§ **Work required**
Reproduce all the lines exactly as they stand, apart from the pictures.

§ **Material shown**
------

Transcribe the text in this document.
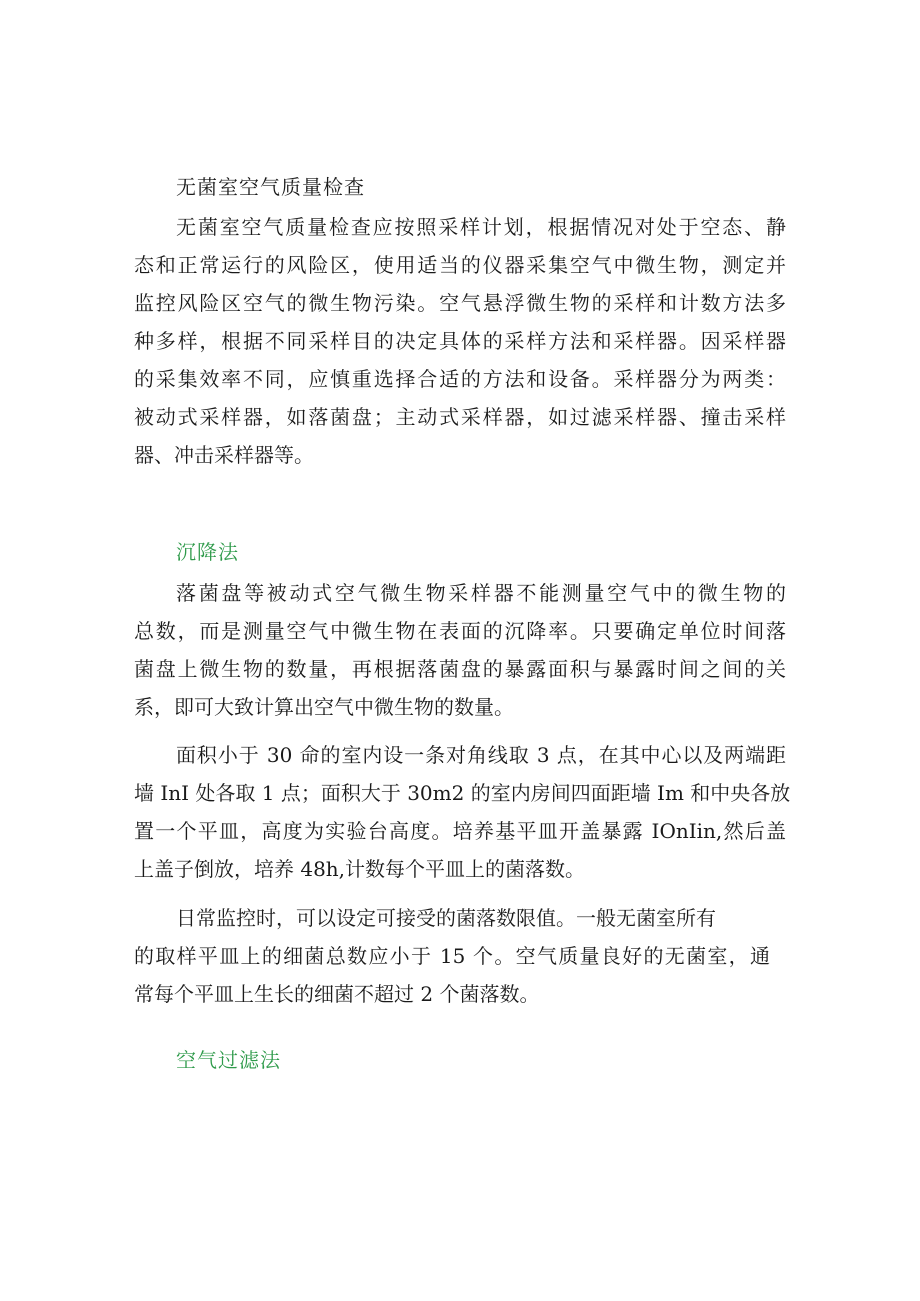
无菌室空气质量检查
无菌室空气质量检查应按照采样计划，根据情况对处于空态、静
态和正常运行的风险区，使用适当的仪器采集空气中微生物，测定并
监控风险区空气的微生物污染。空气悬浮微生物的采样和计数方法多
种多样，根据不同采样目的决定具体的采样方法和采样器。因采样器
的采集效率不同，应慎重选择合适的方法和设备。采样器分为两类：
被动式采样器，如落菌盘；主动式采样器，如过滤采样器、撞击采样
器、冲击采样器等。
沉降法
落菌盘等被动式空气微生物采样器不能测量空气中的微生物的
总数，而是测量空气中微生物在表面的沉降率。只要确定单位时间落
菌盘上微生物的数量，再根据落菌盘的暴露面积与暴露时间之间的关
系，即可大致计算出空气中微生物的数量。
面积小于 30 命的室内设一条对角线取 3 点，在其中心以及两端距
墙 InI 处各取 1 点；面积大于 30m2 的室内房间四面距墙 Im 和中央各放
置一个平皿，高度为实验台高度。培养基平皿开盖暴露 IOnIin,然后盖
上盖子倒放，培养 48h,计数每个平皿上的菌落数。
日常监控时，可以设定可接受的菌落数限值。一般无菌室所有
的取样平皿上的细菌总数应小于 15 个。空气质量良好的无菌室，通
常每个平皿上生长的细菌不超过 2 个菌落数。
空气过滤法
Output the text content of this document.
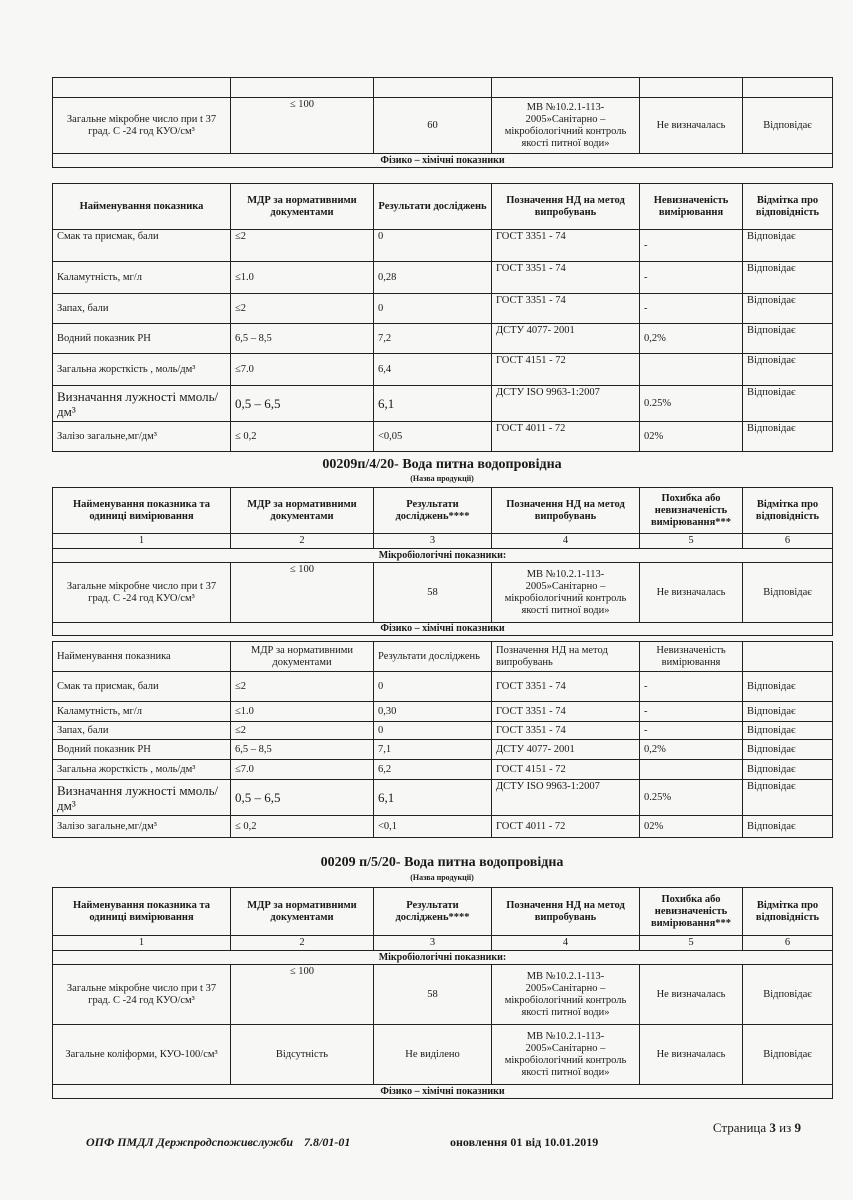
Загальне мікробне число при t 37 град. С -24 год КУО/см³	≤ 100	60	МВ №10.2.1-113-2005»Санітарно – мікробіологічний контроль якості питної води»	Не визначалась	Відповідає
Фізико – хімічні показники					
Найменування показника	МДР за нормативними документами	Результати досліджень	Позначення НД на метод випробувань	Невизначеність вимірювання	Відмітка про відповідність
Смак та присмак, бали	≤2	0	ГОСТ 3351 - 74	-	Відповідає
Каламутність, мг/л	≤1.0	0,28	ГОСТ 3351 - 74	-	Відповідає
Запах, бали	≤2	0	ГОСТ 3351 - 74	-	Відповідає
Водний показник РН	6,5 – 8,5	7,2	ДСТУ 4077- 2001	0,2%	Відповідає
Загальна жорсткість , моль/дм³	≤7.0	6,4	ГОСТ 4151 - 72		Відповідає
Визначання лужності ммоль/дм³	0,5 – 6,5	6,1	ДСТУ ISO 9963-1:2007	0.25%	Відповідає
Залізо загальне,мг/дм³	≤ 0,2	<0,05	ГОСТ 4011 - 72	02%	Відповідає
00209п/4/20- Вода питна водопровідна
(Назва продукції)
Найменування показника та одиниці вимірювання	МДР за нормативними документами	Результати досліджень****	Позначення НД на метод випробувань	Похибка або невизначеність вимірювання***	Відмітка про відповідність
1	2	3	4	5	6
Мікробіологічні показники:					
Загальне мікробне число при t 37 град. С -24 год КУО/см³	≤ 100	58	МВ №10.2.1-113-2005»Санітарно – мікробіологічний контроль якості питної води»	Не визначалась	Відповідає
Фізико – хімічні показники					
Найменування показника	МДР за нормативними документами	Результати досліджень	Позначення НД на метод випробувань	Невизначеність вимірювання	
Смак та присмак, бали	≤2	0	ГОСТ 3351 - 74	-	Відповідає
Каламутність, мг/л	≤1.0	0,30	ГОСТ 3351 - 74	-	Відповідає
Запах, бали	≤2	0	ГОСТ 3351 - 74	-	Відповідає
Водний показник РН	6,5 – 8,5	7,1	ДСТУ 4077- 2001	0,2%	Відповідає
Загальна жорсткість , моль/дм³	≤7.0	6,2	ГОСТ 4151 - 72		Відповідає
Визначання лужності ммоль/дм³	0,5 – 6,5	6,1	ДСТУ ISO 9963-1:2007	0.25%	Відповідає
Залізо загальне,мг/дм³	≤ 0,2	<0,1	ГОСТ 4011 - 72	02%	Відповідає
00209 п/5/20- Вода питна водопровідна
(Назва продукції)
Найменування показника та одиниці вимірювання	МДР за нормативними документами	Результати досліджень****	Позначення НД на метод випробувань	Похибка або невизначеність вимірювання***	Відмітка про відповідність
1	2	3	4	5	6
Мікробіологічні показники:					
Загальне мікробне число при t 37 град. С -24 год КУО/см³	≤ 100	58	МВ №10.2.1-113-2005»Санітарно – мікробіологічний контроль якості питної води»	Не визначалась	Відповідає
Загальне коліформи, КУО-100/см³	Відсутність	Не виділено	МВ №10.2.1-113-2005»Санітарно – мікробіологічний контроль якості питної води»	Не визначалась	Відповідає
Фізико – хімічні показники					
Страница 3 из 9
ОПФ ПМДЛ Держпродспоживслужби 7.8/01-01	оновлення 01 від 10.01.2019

------

§ **Solution below**
Transcribe the text in this document.
无菌室空气质量检查
无菌室空气质量检查应按照采样计划，根据情况对处于空态、静
态和正常运行的风险区，使用适当的仪器采集空气中微生物，测定并
监控风险区空气的微生物污染。空气悬浮微生物的采样和计数方法多
种多样，根据不同采样目的决定具体的采样方法和采样器。因采样器
的采集效率不同，应慎重选择合适的方法和设备。采样器分为两类：
被动式采样器，如落菌盘；主动式采样器，如过滤采样器、撞击采样
器、冲击采样器等。
沉降法
落菌盘等被动式空气微生物采样器不能测量空气中的微生物的
总数，而是测量空气中微生物在表面的沉降率。只要确定单位时间落
菌盘上微生物的数量，再根据落菌盘的暴露面积与暴露时间之间的关
系，即可大致计算出空气中微生物的数量。
面积小于 30 命的室内设一条对角线取 3 点，在其中心以及两端距
墙 InI 处各取 1 点；面积大于 30m2 的室内房间四面距墙 Im 和中央各放
置一个平皿，高度为实验台高度。培养基平皿开盖暴露 IOnIin,然后盖
上盖子倒放，培养 48h,计数每个平皿上的菌落数。
日常监控时，可以设定可接受的菌落数限值。一般无菌室所有
的取样平皿上的细菌总数应小于 15 个。空气质量良好的无菌室，通
常每个平皿上生长的细菌不超过 2 个菌落数。
空气过滤法
Output the text content of this document.
Загальне мікробне число при t 37 град. С -24 год КУО/см³	≤ 100	60	МВ №10.2.1-113-2005»Санітарно – мікробіологічний контроль якості питної води»	Не визначалась	Відповідає
Фізико – хімічні показники					
Найменування показника	МДР за нормативними документами	Результати досліджень	Позначення НД на метод випробувань	Невизначеність вимірювання	Відмітка про відповідність
Смак та присмак, бали	≤2	0	ГОСТ 3351 - 74	-	Відповідає
Каламутність, мг/л	≤1.0	0,28	ГОСТ 3351 - 74	-	Відповідає
Запах, бали	≤2	0	ГОСТ 3351 - 74	-	Відповідає
Водний показник РН	6,5 – 8,5	7,2	ДСТУ 4077- 2001	0,2%	Відповідає
Загальна жорсткість , моль/дм³	≤7.0	6,4	ГОСТ 4151 - 72		Відповідає
Визначання лужності ммоль/дм³	0,5 – 6,5	6,1	ДСТУ ISO 9963-1:2007	0.25%	Відповідає
Залізо загальне,мг/дм³	≤ 0,2	<0,05	ГОСТ 4011 - 72	02%	Відповідає
00209п/4/20- Вода питна водопровідна
(Назва продукції)
Найменування показника та одиниці вимірювання	МДР за нормативними документами	Результати досліджень****	Позначення НД на метод випробувань	Похибка або невизначеність вимірювання***	Відмітка про відповідність
1	2	3	4	5	6
Мікробіологічні показники:					
Загальне мікробне число при t 37 град. С -24 год КУО/см³	≤ 100	58	МВ №10.2.1-113-2005»Санітарно – мікробіологічний контроль якості питної води»	Не визначалась	Відповідає
Фізико – хімічні показники					
Найменування показника	МДР за нормативними документами	Результати досліджень	Позначення НД на метод випробувань	Невизначеність вимірювання	
Смак та присмак, бали	≤2	0	ГОСТ 3351 - 74	-	Відповідає
Каламутність, мг/л	≤1.0	0,30	ГОСТ 3351 - 74	-	Відповідає
Запах, бали	≤2	0	ГОСТ 3351 - 74	-	Відповідає
Водний показник РН	6,5 – 8,5	7,1	ДСТУ 4077- 2001	0,2%	Відповідає
Загальна жорсткість , моль/дм³	≤7.0	6,2	ГОСТ 4151 - 72		Відповідає
Визначання лужності ммоль/дм³	0,5 – 6,5	6,1	ДСТУ ISO 9963-1:2007	0.25%	Відповідає
Залізо загальне,мг/дм³	≤ 0,2	<0,1	ГОСТ 4011 - 72	02%	Відповідає
00209 п/5/20- Вода питна водопровідна
(Назва продукції)
Найменування показника та одиниці вимірювання	МДР за нормативними документами	Результати досліджень****	Позначення НД на метод випробувань	Похибка або невизначеність вимірювання***	Відмітка про відповідність
1	2	3	4	5	6
Мікробіологічні показники:					
Загальне мікробне число при t 37 град. С -24 год КУО/см³	≤ 100	58	МВ №10.2.1-113-2005»Санітарно – мікробіологічний контроль якості питної води»	Не визначалась	Відповідає
Загальне коліформи, КУО-100/см³	Відсутність	Не виділено	МВ №10.2.1-113-2005»Санітарно – мікробіологічний контроль якості питної води»	Не визначалась	Відповідає
Фізико – хімічні показники					
Страница 3 из 9
ОПФ ПМДЛ Держпродспоживслужби 7.8/01-01	оновлення 01 від 10.01.2019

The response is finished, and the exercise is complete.